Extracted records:

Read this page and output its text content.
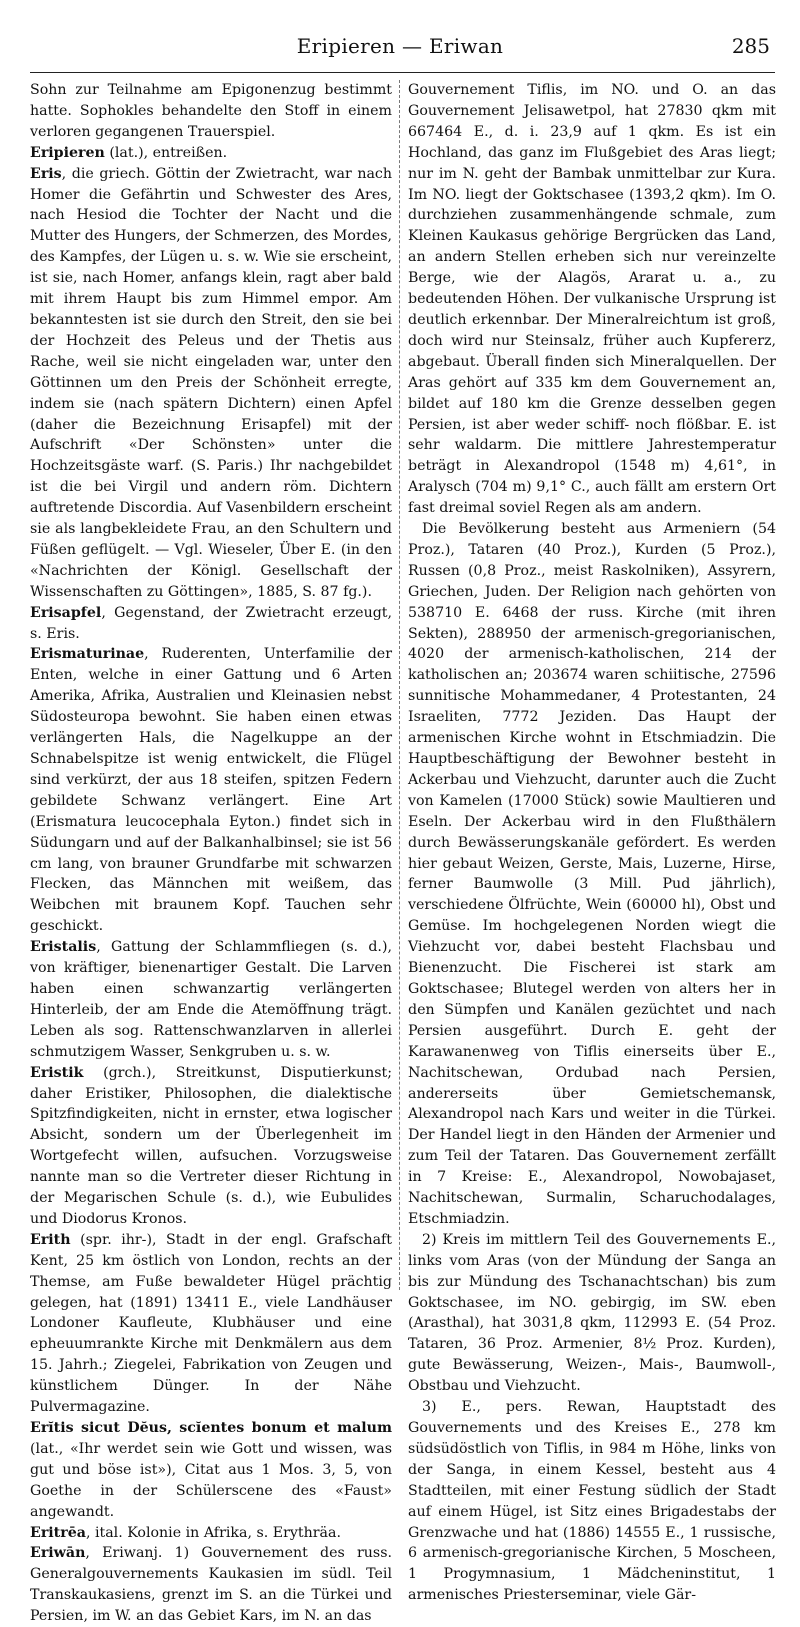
Eripieren — Eriwan	285

Sohn zur Teilnahme am Epigonenzug bestimmt hatte. Sophokles behandelte den Stoff in einem verloren gegangenen Trauerspiel.

Eripieren (lat.), entreißen.

Eris, die griech. Göttin der Zwietracht, war nach Homer die Gefährtin und Schwester des Ares, nach Hesiod die Tochter der Nacht und die Mutter des Hungers, der Schmerzen, des Mordes, des Kampfes, der Lügen u. s. w. Wie sie erscheint, ist sie, nach Homer, anfangs klein, ragt aber bald mit ihrem Haupt bis zum Himmel empor. Am bekanntesten ist sie durch den Streit, den sie bei der Hochzeit des Peleus und der Thetis aus Rache, weil sie nicht eingeladen war, unter den Göttinnen um den Preis der Schönheit erregte, indem sie (nach spätern Dichtern) einen Apfel (daher die Bezeichnung Erisapfel) mit der Aufschrift «Der Schönsten» unter die Hochzeitsgäste warf. (S. Paris.) Ihr nachgebildet ist die bei Virgil und andern röm. Dichtern auftretende Discordia. Auf Vasenbildern erscheint sie als langbekleidete Frau, an den Schultern und Füßen geflügelt. — Vgl. Wieseler, Über E. (in den «Nachrichten der Königl. Gesellschaft der Wissenschaften zu Göttingen», 1885, S. 87 fg.).

Erisapfel, Gegenstand, der Zwietracht erzeugt, s. Eris.

Erismaturinae, Ruderenten, Unterfamilie der Enten, welche in einer Gattung und 6 Arten Amerika, Afrika, Australien und Kleinasien nebst Südosteuropa bewohnt. Sie haben einen etwas verlängerten Hals, die Nagelkuppe an der Schnabelspitze ist wenig entwickelt, die Flügel sind verkürzt, der aus 18 steifen, spitzen Federn gebildete Schwanz verlängert. Eine Art (Erismatura leucocephala Eyton.) findet sich in Südungarn und auf der Balkanhalbinsel; sie ist 56 cm lang, von brauner Grundfarbe mit schwarzen Flecken, das Männchen mit weißem, das Weibchen mit braunem Kopf. Tauchen sehr geschickt.

Eristalis, Gattung der Schlammfliegen (s. d.), von kräftiger, bienenartiger Gestalt. Die Larven haben einen schwanzartig verlängerten Hinterleib, der am Ende die Atemöffnung trägt. Leben als sog. Rattenschwanzlarven in allerlei schmutzigem Wasser, Senkgruben u. s. w.

Eristik (grch.), Streitkunst, Disputierkunst; daher Eristiker, Philosophen, die dialektische Spitzfindigkeiten, nicht in ernster, etwa logischer Absicht, sondern um der Überlegenheit im Wortgefecht willen, aufsuchen. Vorzugsweise nannte man so die Vertreter dieser Richtung in der Megarischen Schule (s. d.), wie Eubulides und Diodorus Kronos.

Erith (spr. ihr-), Stadt in der engl. Grafschaft Kent, 25 km östlich von London, rechts an der Themse, am Fuße bewaldeter Hügel prächtig gelegen, hat (1891) 13411 E., viele Landhäuser Londoner Kaufleute, Klubhäuser und eine epheuumrankte Kirche mit Denkmälern aus dem 15. Jahrh.; Ziegelei, Fabrikation von Zeugen und künstlichem Dünger. In der Nähe Pulvermagazine.

Erĭtis sicut Dĕus, scĭentes bonum et malum (lat., «Ihr werdet sein wie Gott und wissen, was gut und böse ist»), Citat aus 1 Mos. 3, 5, von Goethe in der Schülerscene des «Faust» angewandt.

Eritrēa, ital. Kolonie in Afrika, s. Erythräa.

Eriwān, Eriwanj. 1) Gouvernement des russ. Generalgouvernements Kaukasien im südl. Teil Transkaukasiens, grenzt im S. an die Türkei und Persien, im W. an das Gebiet Kars, im N. an das

Gouvernement Tiflis, im NO. und O. an das Gouvernement Jelisawetpol, hat 27830 qkm mit 667464 E., d. i. 23,9 auf 1 qkm. Es ist ein Hochland, das ganz im Flußgebiet des Aras liegt; nur im N. geht der Bambak unmittelbar zur Kura. Im NO. liegt der Goktschasee (1393,2 qkm). Im O. durchziehen zusammenhängende schmale, zum Kleinen Kaukasus gehörige Bergrücken das Land, an andern Stellen erheben sich nur vereinzelte Berge, wie der Alagös, Ararat u. a., zu bedeutenden Höhen. Der vulkanische Ursprung ist deutlich erkennbar. Der Mineralreichtum ist groß, doch wird nur Steinsalz, früher auch Kupfererz, abgebaut. Überall finden sich Mineralquellen. Der Aras gehört auf 335 km dem Gouvernement an, bildet auf 180 km die Grenze desselben gegen Persien, ist aber weder schiff- noch flößbar. E. ist sehr waldarm. Die mittlere Jahrestemperatur beträgt in Alexandropol (1548 m) 4,61°, in Aralysch (704 m) 9,1° C., auch fällt am erstern Ort fast dreimal soviel Regen als am andern.

Die Bevölkerung besteht aus Armeniern (54 Proz.), Tataren (40 Proz.), Kurden (5 Proz.), Russen (0,8 Proz., meist Raskolniken), Assyrern, Griechen, Juden. Der Religion nach gehörten von 538710 E. 6468 der russ. Kirche (mit ihren Sekten), 288950 der armenisch-gregorianischen, 4020 der armenisch-katholischen, 214 der katholischen an; 203674 waren schiitische, 27596 sunnitische Mohammedaner, 4 Protestanten, 24 Israeliten, 7772 Jeziden. Das Haupt der armenischen Kirche wohnt in Etschmiadzin. Die Hauptbeschäftigung der Bewohner besteht in Ackerbau und Viehzucht, darunter auch die Zucht von Kamelen (17000 Stück) sowie Maultieren und Eseln. Der Ackerbau wird in den Flußthälern durch Bewässerungskanäle gefördert. Es werden hier gebaut Weizen, Gerste, Mais, Luzerne, Hirse, ferner Baumwolle (3 Mill. Pud jährlich), verschiedene Ölfrüchte, Wein (60000 hl), Obst und Gemüse. Im hochgelegenen Norden wiegt die Viehzucht vor, dabei besteht Flachsbau und Bienenzucht. Die Fischerei ist stark am Goktschasee; Blutegel werden von alters her in den Sümpfen und Kanälen gezüchtet und nach Persien ausgeführt. Durch E. geht der Karawanenweg von Tiflis einerseits über E., Nachitschewan, Ordubad nach Persien, andererseits über Gemietschemansk, Alexandropol nach Kars und weiter in die Türkei. Der Handel liegt in den Händen der Armenier und zum Teil der Tataren. Das Gouvernement zerfällt in 7 Kreise: E., Alexandropol, Nowobajaset, Nachitschewan, Surmalin, Scharuchodalages, Etschmiadzin.

2) Kreis im mittlern Teil des Gouvernements E., links vom Aras (von der Mündung der Sanga an bis zur Mündung des Tschanachtschan) bis zum Goktschasee, im NO. gebirgig, im SW. eben (Arasthal), hat 3031,8 qkm, 112993 E. (54 Proz. Tataren, 36 Proz. Armenier, 8½ Proz. Kurden), gute Bewässerung, Weizen-, Mais-, Baumwoll-, Obstbau und Viehzucht.

3) E., pers. Rewan, Hauptstadt des Gouvernements und des Kreises E., 278 km südsüdöstlich von Tiflis, in 984 m Höhe, links von der Sanga, in einem Kessel, besteht aus 4 Stadtteilen, mit einer Festung südlich der Stadt auf einem Hügel, ist Sitz eines Brigadestabs der Grenzwache und hat (1886) 14555 E., 1 russische, 6 armenisch-gregorianische Kirchen, 5 Moscheen, 1 Progymnasium, 1 Mädcheninstitut, 1 armenisches Priesterseminar, viele Gär-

Objective: Find the lines above that contain the word "einem" and collect them.

Answer to this exercise:
Sohn zur Teilnahme am Epigonenzug bestimmt hatte. Sophokles behandelte den Stoff in einem verloren gegangenen Trauerspiel.
3) E., pers. Rewan, Hauptstadt des Gouvernements und des Kreises E., 278 km südsüdöstlich von Tiflis, in 984 m Höhe, links von der Sanga, in einem Kessel, besteht aus 4 Stadtteilen, mit einer Festung südlich der Stadt auf einem Hügel, ist Sitz eines Brigadestabs der Grenzwache und hat (1886) 14555 E., 1 russische, 6 armenisch-gregorianische Kirchen, 5 Moscheen, 1 Progymnasium, 1 Mädcheninstitut, 1 armenisches Priesterseminar, viele Gär-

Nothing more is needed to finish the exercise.